Could you pull out the items below word for word, starting at their first line and stopping after the line that contains "card 02: 02 bbox=[103, 252, 139, 292]"?

Exercise input =

□ □ □ □

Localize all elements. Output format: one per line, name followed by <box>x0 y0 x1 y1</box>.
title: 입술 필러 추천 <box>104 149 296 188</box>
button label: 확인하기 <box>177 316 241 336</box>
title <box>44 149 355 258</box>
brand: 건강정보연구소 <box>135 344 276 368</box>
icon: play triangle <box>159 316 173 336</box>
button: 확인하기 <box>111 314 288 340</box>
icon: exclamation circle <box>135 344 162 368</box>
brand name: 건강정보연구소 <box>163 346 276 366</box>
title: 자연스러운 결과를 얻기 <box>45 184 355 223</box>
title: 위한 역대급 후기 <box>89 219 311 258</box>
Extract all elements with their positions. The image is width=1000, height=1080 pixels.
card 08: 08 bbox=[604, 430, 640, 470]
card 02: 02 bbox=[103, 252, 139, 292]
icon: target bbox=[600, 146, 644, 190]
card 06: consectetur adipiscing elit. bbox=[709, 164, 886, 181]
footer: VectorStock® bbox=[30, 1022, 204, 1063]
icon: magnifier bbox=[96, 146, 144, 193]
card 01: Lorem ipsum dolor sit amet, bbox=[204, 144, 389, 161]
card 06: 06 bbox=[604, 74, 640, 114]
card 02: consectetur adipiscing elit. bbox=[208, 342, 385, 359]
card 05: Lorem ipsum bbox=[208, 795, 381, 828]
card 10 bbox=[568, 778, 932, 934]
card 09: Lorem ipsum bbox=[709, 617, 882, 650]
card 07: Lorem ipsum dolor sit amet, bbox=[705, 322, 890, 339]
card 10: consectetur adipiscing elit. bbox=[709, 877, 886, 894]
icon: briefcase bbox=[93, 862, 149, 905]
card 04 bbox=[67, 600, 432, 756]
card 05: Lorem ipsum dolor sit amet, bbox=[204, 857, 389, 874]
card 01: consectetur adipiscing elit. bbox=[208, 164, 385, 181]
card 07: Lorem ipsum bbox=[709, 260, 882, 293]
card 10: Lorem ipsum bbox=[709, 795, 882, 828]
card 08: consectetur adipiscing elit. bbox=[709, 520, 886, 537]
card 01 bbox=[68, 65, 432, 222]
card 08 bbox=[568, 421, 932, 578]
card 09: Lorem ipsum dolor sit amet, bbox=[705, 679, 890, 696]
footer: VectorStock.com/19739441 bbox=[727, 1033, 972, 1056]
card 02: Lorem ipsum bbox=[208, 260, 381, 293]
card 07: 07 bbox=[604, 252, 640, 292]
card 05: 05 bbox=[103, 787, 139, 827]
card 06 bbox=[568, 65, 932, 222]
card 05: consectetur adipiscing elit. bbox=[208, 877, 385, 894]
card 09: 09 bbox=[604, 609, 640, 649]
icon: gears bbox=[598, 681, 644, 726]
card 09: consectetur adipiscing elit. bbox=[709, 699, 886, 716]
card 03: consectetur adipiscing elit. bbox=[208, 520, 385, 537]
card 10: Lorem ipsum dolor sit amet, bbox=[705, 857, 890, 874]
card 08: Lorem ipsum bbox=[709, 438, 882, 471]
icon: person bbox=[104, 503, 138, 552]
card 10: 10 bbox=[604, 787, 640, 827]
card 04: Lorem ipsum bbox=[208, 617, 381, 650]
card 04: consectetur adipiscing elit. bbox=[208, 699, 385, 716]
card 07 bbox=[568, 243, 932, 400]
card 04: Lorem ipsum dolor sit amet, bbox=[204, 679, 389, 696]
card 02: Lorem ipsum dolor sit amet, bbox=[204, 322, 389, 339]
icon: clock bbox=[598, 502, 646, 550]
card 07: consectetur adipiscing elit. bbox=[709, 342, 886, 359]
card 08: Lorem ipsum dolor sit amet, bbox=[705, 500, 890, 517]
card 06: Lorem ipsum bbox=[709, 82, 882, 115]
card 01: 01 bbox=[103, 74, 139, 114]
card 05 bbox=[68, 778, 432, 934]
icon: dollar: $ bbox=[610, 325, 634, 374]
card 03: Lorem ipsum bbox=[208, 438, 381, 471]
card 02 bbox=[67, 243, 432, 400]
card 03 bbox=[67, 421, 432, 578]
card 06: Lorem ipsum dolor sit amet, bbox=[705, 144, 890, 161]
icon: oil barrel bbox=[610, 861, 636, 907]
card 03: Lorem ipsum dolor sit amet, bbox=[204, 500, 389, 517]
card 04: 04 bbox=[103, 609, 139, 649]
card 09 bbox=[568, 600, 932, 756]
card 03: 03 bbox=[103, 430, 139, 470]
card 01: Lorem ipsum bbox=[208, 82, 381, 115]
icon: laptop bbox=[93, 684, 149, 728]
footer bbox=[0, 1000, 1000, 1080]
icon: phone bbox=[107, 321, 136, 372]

□ □ □ □

Expected answer =
Localize all elements. Output format: one per line, name followed by <box>x0 y0 x1 y1</box>.
title: 입술 필러 추천 <box>104 149 296 188</box>
button label: 확인하기 <box>177 316 241 336</box>
title <box>44 149 355 258</box>
brand: 건강정보연구소 <box>135 344 276 368</box>
icon: play triangle <box>159 316 173 336</box>
button: 확인하기 <box>111 314 288 340</box>
icon: exclamation circle <box>135 344 162 368</box>
brand name: 건강정보연구소 <box>163 346 276 366</box>
title: 자연스러운 결과를 얻기 <box>45 184 355 223</box>
title: 위한 역대급 후기 <box>89 219 311 258</box>
Extract all elements with their positions. The image is width=1000, height=1080 pixels.
card 08: 08 bbox=[604, 430, 640, 470]
card 02: 02 bbox=[103, 252, 139, 292]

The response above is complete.